→ **WORK TO DO**: Copy every line below word for word, leaving out the pictures.

Records taken from a data source
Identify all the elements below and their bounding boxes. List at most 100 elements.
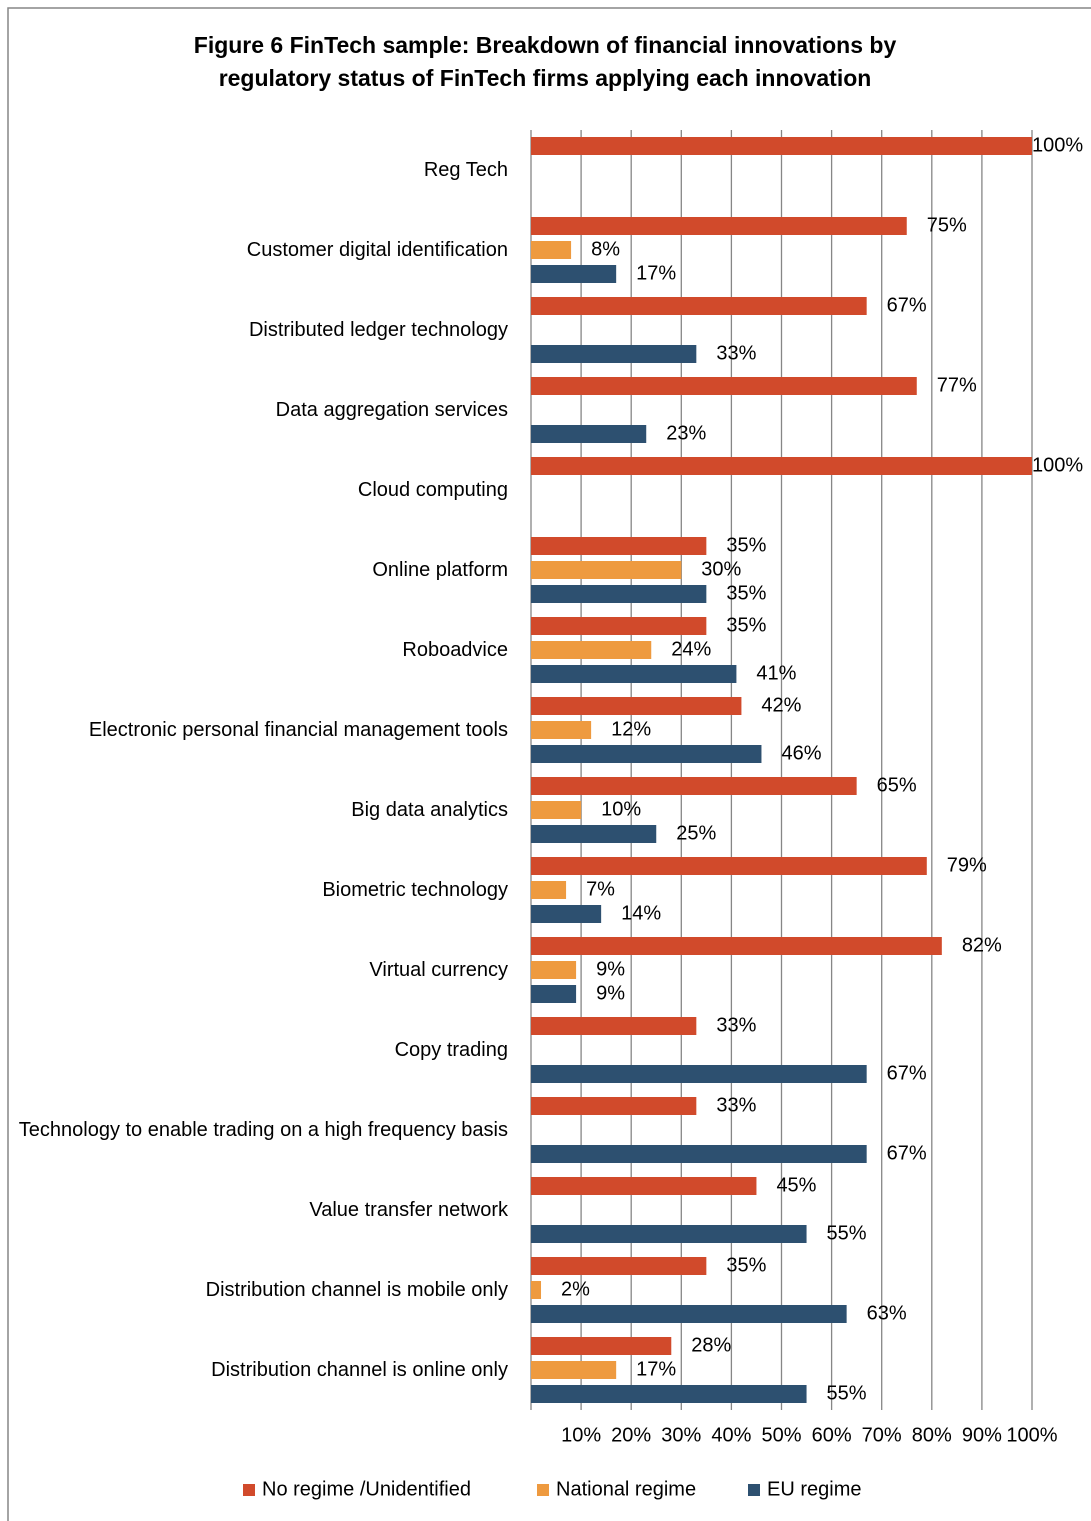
data-label: 10% <box>601 798 641 820</box>
category-label: Customer digital identification <box>246 239 508 261</box>
bar <box>531 345 697 363</box>
category-label: Copy trading <box>394 1039 508 1061</box>
data-label: 55% <box>827 1222 867 1244</box>
category-label: Distribution channel is online only <box>211 1359 508 1381</box>
bar <box>531 217 907 235</box>
legend-swatch <box>243 1484 255 1496</box>
legend-label: National regime <box>556 1478 696 1500</box>
data-label: 42% <box>761 694 801 716</box>
data-label: 2% <box>561 1278 590 1300</box>
bar <box>531 857 927 875</box>
bar <box>531 1305 847 1323</box>
bar <box>531 665 737 683</box>
category-label: Value transfer network <box>309 1199 508 1221</box>
bar <box>531 641 652 659</box>
data-label: 35% <box>726 582 766 604</box>
bar <box>531 585 707 603</box>
data-label: 35% <box>726 614 766 636</box>
category-label: Biometric technology <box>322 879 508 901</box>
bar <box>531 457 1032 475</box>
x-tick-label: 70% <box>862 1424 902 1446</box>
bar <box>531 937 942 955</box>
chart-title: Figure 6 FinTech sample: Breakdown of fi… <box>194 32 897 58</box>
x-tick-label: 10% <box>561 1424 601 1446</box>
data-label: 17% <box>636 1358 676 1380</box>
data-label: 9% <box>596 982 625 1004</box>
legend-label: No regime /Unidentified <box>262 1478 471 1500</box>
category-label: Roboadvice <box>402 639 508 661</box>
category-label: Cloud computing <box>357 479 508 501</box>
data-label: 28% <box>691 1334 731 1356</box>
bar <box>531 801 582 819</box>
data-label: 63% <box>867 1302 907 1324</box>
category-label: Electronic personal financial management… <box>88 719 508 741</box>
legend-swatch <box>537 1484 549 1496</box>
bar <box>531 561 682 579</box>
x-tick-label: 100% <box>1006 1424 1057 1446</box>
bar <box>531 1097 697 1115</box>
data-label: 14% <box>621 902 661 924</box>
x-tick-label: 30% <box>661 1424 701 1446</box>
category-label: Distributed ledger technology <box>248 319 508 341</box>
data-label: 9% <box>596 958 625 980</box>
bar <box>531 1177 757 1195</box>
bar <box>531 881 567 899</box>
category-label: Virtual currency <box>369 959 508 981</box>
data-label: 46% <box>781 742 821 764</box>
data-label: 65% <box>877 774 917 796</box>
category-label: Reg Tech <box>423 159 508 181</box>
bar <box>531 777 857 795</box>
bar <box>531 1065 867 1083</box>
data-label: 100% <box>1032 134 1083 156</box>
data-label: 35% <box>726 534 766 556</box>
category-label: Data aggregation services <box>275 399 508 421</box>
bar <box>531 1145 867 1163</box>
data-label: 33% <box>716 1014 756 1036</box>
x-tick-label: 40% <box>711 1424 751 1446</box>
data-label: 17% <box>636 262 676 284</box>
data-label: 33% <box>716 342 756 364</box>
bar <box>531 1281 542 1299</box>
bar <box>531 1385 807 1403</box>
bar <box>531 377 917 395</box>
chart-title: regulatory status of FinTech firms apply… <box>219 65 872 91</box>
bar <box>531 265 617 283</box>
data-label: 67% <box>887 1142 927 1164</box>
bar <box>531 537 707 555</box>
data-label: 12% <box>611 718 651 740</box>
x-tick-label: 50% <box>761 1424 801 1446</box>
data-label: 8% <box>591 238 620 260</box>
bar <box>531 297 867 315</box>
category-label: Online platform <box>372 559 508 581</box>
data-label: 7% <box>586 878 615 900</box>
bar <box>531 961 577 979</box>
data-label: 25% <box>676 822 716 844</box>
data-label: 30% <box>701 558 741 580</box>
x-tick-label: 60% <box>812 1424 852 1446</box>
data-label: 55% <box>827 1382 867 1404</box>
x-tick-label: 90% <box>962 1424 1002 1446</box>
legend-swatch <box>748 1484 760 1496</box>
data-label: 77% <box>937 374 977 396</box>
bar <box>531 1257 707 1275</box>
data-label: 45% <box>776 1174 816 1196</box>
data-label: 75% <box>927 214 967 236</box>
legend-label: EU regime <box>767 1478 861 1500</box>
bar <box>531 425 647 443</box>
bar <box>531 721 592 739</box>
bar <box>531 1361 617 1379</box>
bar <box>531 137 1032 155</box>
x-tick-label: 20% <box>611 1424 651 1446</box>
category-label: Technology to enable trading on a high f… <box>18 1119 508 1141</box>
data-label: 41% <box>756 662 796 684</box>
bar <box>531 745 762 763</box>
bar <box>531 241 572 259</box>
bar <box>531 1017 697 1035</box>
data-label: 24% <box>671 638 711 660</box>
x-tick-label: 80% <box>912 1424 952 1446</box>
bar <box>531 617 707 635</box>
data-label: 67% <box>887 1062 927 1084</box>
data-label: 100% <box>1032 454 1083 476</box>
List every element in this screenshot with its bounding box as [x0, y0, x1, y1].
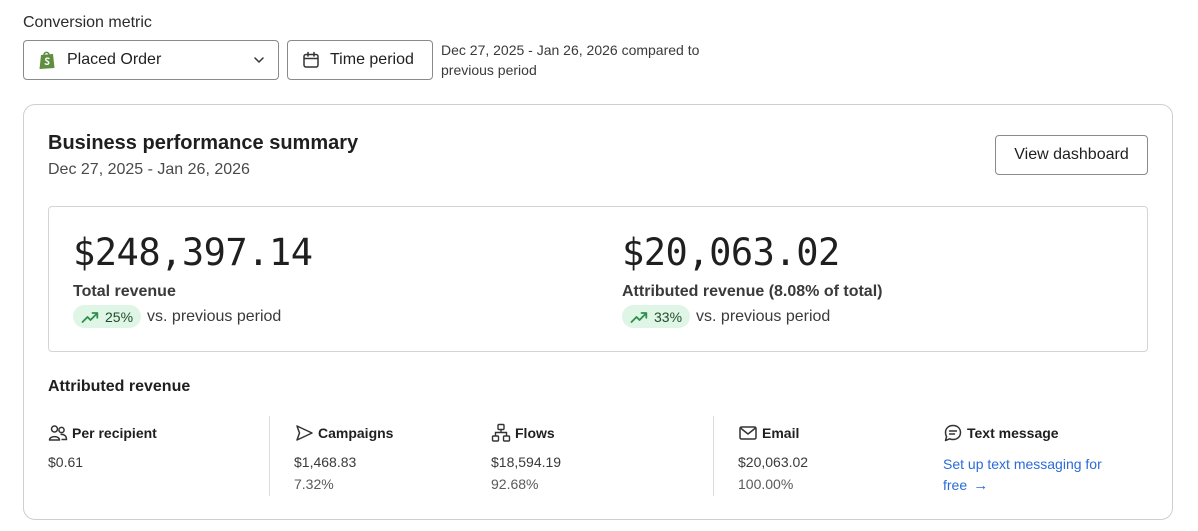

→ **RESULT OF THE EXERCISE**:
Identify all the elements below and their bounding boxes. List at most 100 elements.
data-label: 10% <box>601 798 641 820</box>
category-label: Customer digital identification <box>246 239 508 261</box>
bar <box>531 345 697 363</box>
category-label: Copy trading <box>394 1039 508 1061</box>
data-label: 55% <box>827 1222 867 1244</box>
category-label: Distribution channel is online only <box>211 1359 508 1381</box>
bar <box>531 217 907 235</box>
legend-swatch <box>243 1484 255 1496</box>
legend-label: National regime <box>556 1478 696 1500</box>
data-label: 42% <box>761 694 801 716</box>
data-label: 2% <box>561 1278 590 1300</box>
bar <box>531 857 927 875</box>
bar <box>531 1305 847 1323</box>
bar <box>531 665 737 683</box>
category-label: Value transfer network <box>309 1199 508 1221</box>
bar <box>531 641 652 659</box>
data-label: 35% <box>726 582 766 604</box>
bar <box>531 585 707 603</box>
data-label: 35% <box>726 614 766 636</box>
category-label: Biometric technology <box>322 879 508 901</box>
bar <box>531 457 1032 475</box>
x-tick-label: 70% <box>862 1424 902 1446</box>
bar <box>531 937 942 955</box>
chart-title: Figure 6 FinTech sample: Breakdown of fi… <box>194 32 897 58</box>
x-tick-label: 10% <box>561 1424 601 1446</box>
data-label: 17% <box>636 1358 676 1380</box>
data-label: 9% <box>596 982 625 1004</box>
legend-label: No regime /Unidentified <box>262 1478 471 1500</box>
category-label: Roboadvice <box>402 639 508 661</box>
category-label: Cloud computing <box>357 479 508 501</box>
data-label: 28% <box>691 1334 731 1356</box>
bar <box>531 801 582 819</box>
data-label: 63% <box>867 1302 907 1324</box>
category-label: Electronic personal financial management… <box>88 719 508 741</box>
legend-swatch <box>537 1484 549 1496</box>
bar <box>531 561 682 579</box>
x-tick-label: 100% <box>1006 1424 1057 1446</box>
bar <box>531 1097 697 1115</box>
data-label: 14% <box>621 902 661 924</box>
x-tick-label: 30% <box>661 1424 701 1446</box>
category-label: Distributed ledger technology <box>248 319 508 341</box>
data-label: 9% <box>596 958 625 980</box>
bar <box>531 1177 757 1195</box>
bar <box>531 881 567 899</box>
category-label: Virtual currency <box>369 959 508 981</box>
data-label: 46% <box>781 742 821 764</box>
data-label: 65% <box>877 774 917 796</box>
category-label: Reg Tech <box>423 159 508 181</box>
bar <box>531 777 857 795</box>
bar <box>531 1065 867 1083</box>
data-label: 100% <box>1032 134 1083 156</box>
data-label: 35% <box>726 534 766 556</box>
category-label: Data aggregation services <box>275 399 508 421</box>
bar <box>531 1145 867 1163</box>
data-label: 33% <box>716 1014 756 1036</box>
x-tick-label: 40% <box>711 1424 751 1446</box>
data-label: 17% <box>636 262 676 284</box>
data-label: 33% <box>716 342 756 364</box>
bar <box>531 1281 542 1299</box>
bar <box>531 1385 807 1403</box>
bar <box>531 377 917 395</box>
chart-title: regulatory status of FinTech firms apply… <box>219 65 872 91</box>
bar <box>531 265 617 283</box>
data-label: 67% <box>887 1142 927 1164</box>
bar <box>531 537 707 555</box>
data-label: 12% <box>611 718 651 740</box>
x-tick-label: 50% <box>761 1424 801 1446</box>
data-label: 8% <box>591 238 620 260</box>
bar <box>531 297 867 315</box>
category-label: Online platform <box>372 559 508 581</box>
data-label: 7% <box>586 878 615 900</box>
bar <box>531 961 577 979</box>
data-label: 25% <box>676 822 716 844</box>
data-label: 30% <box>701 558 741 580</box>
x-tick-label: 60% <box>812 1424 852 1446</box>
data-label: 55% <box>827 1382 867 1404</box>
x-tick-label: 90% <box>962 1424 1002 1446</box>
legend-swatch <box>748 1484 760 1496</box>
data-label: 77% <box>937 374 977 396</box>
bar <box>531 1257 707 1275</box>
data-label: 45% <box>776 1174 816 1196</box>
data-label: 75% <box>927 214 967 236</box>
legend-label: EU regime <box>767 1478 861 1500</box>
bar <box>531 425 647 443</box>
bar <box>531 721 592 739</box>
bar <box>531 1361 617 1379</box>
bar <box>531 137 1032 155</box>
x-tick-label: 20% <box>611 1424 651 1446</box>
category-label: Technology to enable trading on a high f… <box>18 1119 508 1141</box>
data-label: 41% <box>756 662 796 684</box>
bar <box>531 745 762 763</box>
bar <box>531 241 572 259</box>
bar <box>531 1017 697 1035</box>
data-label: 24% <box>671 638 711 660</box>
x-tick-label: 80% <box>912 1424 952 1446</box>
bar <box>531 617 707 635</box>
data-label: 67% <box>887 1062 927 1084</box>
data-label: 100% <box>1032 454 1083 476</box>
List every element in this screenshot with its bounding box as [x0, y0, x1, y1].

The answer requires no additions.